## INFORMATION GIVEN
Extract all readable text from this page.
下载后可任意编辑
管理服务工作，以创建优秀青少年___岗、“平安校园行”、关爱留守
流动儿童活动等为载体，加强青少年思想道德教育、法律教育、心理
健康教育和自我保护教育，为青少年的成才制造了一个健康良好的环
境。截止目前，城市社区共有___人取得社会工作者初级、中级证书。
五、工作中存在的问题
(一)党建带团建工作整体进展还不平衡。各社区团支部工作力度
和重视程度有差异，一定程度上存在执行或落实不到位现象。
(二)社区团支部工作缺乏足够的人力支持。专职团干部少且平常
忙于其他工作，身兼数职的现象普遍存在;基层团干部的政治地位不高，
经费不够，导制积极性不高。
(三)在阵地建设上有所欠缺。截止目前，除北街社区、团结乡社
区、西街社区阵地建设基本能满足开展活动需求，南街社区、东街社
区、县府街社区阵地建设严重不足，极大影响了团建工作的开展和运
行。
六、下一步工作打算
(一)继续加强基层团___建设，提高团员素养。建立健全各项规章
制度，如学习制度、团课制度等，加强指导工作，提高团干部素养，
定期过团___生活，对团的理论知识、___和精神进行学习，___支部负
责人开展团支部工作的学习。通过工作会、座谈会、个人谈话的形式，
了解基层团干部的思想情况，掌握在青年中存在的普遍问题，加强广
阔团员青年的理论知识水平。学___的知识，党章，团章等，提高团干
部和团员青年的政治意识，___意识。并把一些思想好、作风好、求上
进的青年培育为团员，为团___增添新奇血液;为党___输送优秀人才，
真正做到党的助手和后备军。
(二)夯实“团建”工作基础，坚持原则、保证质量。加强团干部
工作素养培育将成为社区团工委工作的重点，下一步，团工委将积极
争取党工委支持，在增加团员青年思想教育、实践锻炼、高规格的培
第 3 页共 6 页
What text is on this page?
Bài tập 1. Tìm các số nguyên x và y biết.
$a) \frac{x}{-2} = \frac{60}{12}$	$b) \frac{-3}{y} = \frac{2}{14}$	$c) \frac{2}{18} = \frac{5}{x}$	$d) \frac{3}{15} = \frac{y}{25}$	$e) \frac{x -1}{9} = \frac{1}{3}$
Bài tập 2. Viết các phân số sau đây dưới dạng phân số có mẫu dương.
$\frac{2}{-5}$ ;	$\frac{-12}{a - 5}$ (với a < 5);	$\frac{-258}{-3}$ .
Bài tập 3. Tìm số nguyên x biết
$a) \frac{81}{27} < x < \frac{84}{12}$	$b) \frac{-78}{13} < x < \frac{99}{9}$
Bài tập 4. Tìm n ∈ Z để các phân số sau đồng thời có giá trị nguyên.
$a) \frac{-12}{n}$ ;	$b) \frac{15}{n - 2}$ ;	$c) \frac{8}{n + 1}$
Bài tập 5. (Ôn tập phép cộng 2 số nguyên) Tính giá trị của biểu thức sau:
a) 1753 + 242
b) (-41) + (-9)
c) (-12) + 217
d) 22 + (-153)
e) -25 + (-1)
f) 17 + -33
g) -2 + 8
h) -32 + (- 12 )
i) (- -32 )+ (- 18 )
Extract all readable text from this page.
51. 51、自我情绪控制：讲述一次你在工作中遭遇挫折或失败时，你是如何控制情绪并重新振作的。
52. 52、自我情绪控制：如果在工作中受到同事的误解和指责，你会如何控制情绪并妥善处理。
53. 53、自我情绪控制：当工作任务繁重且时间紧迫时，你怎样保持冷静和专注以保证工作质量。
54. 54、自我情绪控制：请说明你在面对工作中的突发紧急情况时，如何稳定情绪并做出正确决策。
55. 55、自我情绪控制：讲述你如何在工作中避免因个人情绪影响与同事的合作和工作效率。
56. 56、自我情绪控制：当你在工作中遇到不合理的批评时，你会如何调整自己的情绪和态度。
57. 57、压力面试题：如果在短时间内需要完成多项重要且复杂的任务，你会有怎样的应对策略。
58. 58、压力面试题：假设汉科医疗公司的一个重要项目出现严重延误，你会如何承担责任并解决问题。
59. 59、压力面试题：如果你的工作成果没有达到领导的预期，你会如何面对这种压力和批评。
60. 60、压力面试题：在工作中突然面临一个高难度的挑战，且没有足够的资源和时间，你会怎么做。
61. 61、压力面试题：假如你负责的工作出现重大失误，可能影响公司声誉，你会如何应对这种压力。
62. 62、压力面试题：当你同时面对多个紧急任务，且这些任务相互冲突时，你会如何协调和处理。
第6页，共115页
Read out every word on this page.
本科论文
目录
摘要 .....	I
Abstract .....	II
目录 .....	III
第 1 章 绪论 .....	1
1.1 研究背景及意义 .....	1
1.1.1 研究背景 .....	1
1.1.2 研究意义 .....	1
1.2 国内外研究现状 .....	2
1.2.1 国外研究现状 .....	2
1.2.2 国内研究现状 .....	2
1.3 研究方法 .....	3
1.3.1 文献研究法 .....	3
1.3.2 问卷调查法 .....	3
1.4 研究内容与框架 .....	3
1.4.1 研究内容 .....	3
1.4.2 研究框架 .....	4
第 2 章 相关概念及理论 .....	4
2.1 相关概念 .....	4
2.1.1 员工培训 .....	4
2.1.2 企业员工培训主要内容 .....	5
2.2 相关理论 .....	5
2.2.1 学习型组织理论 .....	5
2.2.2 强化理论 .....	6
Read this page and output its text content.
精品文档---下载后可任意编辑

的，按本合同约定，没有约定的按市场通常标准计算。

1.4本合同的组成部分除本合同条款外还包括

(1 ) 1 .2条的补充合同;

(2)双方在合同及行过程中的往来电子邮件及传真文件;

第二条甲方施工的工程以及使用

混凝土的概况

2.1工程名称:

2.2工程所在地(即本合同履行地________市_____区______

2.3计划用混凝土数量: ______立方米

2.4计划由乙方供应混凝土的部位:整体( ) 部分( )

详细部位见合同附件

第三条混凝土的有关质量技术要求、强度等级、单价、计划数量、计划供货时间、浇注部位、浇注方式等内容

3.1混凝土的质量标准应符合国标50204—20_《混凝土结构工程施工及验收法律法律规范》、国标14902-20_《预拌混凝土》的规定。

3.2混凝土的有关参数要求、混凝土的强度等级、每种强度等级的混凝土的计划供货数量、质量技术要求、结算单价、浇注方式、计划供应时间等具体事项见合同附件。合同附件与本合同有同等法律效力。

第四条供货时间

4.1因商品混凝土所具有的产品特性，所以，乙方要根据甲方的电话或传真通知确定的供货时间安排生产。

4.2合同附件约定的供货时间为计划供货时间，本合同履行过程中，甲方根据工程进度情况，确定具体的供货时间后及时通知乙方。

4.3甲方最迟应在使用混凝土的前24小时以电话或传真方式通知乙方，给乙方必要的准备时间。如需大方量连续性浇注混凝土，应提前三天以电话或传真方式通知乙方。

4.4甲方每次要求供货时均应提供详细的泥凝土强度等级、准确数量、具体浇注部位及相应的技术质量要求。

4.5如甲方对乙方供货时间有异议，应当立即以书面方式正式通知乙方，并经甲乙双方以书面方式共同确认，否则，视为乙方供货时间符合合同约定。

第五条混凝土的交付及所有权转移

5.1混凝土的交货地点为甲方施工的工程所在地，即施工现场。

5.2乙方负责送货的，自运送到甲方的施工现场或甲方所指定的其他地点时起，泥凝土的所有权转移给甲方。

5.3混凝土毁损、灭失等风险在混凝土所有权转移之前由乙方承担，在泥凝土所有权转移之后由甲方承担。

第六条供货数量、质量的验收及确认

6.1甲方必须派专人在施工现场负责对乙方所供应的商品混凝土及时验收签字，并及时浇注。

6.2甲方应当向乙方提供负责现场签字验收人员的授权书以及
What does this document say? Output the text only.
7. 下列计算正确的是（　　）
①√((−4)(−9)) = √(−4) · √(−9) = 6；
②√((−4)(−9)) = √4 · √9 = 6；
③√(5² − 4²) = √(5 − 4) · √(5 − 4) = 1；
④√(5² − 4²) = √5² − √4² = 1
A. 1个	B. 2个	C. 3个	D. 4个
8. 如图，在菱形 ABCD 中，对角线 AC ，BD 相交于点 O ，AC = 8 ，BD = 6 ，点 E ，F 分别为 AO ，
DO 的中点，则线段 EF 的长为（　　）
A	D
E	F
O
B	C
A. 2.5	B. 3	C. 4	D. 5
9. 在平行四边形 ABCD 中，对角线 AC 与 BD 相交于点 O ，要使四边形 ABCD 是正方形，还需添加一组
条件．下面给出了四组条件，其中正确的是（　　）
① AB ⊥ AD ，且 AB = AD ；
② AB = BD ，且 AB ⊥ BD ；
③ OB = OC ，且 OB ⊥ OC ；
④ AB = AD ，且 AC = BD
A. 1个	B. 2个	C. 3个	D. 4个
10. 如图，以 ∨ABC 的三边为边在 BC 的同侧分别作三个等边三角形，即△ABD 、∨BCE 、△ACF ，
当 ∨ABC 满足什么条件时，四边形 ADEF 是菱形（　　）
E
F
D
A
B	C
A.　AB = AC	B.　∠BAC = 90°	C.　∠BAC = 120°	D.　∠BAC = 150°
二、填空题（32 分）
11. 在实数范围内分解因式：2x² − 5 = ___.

## AIM OF THE EXERCISE
Reproduce only the lines from the line containing "What does this" to the last line of the material above, both of those lines included.

## EXPECTED OUTPUT
What does this document say? Output the text only.
7. 下列计算正确的是（　　）
①√((−4)(−9)) = √(−4) · √(−9) = 6；
②√((−4)(−9)) = √4 · √9 = 6；
③√(5² − 4²) = √(5 − 4) · √(5 − 4) = 1；
④√(5² − 4²) = √5² − √4² = 1
A. 1个	B. 2个	C. 3个	D. 4个
8. 如图，在菱形 ABCD 中，对角线 AC ，BD 相交于点 O ，AC = 8 ，BD = 6 ，点 E ，F 分别为 AO ，
DO 的中点，则线段 EF 的长为（　　）
A	D
E	F
O
B	C
A. 2.5	B. 3	C. 4	D. 5
9. 在平行四边形 ABCD 中，对角线 AC 与 BD 相交于点 O ，要使四边形 ABCD 是正方形，还需添加一组
条件．下面给出了四组条件，其中正确的是（　　）
① AB ⊥ AD ，且 AB = AD ；
② AB = BD ，且 AB ⊥ BD ；
③ OB = OC ，且 OB ⊥ OC ；
④ AB = AD ，且 AC = BD
A. 1个	B. 2个	C. 3个	D. 4个
10. 如图，以 ∨ABC 的三边为边在 BC 的同侧分别作三个等边三角形，即△ABD 、∨BCE 、△ACF ，
当 ∨ABC 满足什么条件时，四边形 ADEF 是菱形（　　）
E
F
D
A
B	C
A.　AB = AC	B.　∠BAC = 90°	C.　∠BAC = 120°	D.　∠BAC = 150°
二、填空题（32 分）
11. 在实数范围内分解因式：2x² − 5 = ___.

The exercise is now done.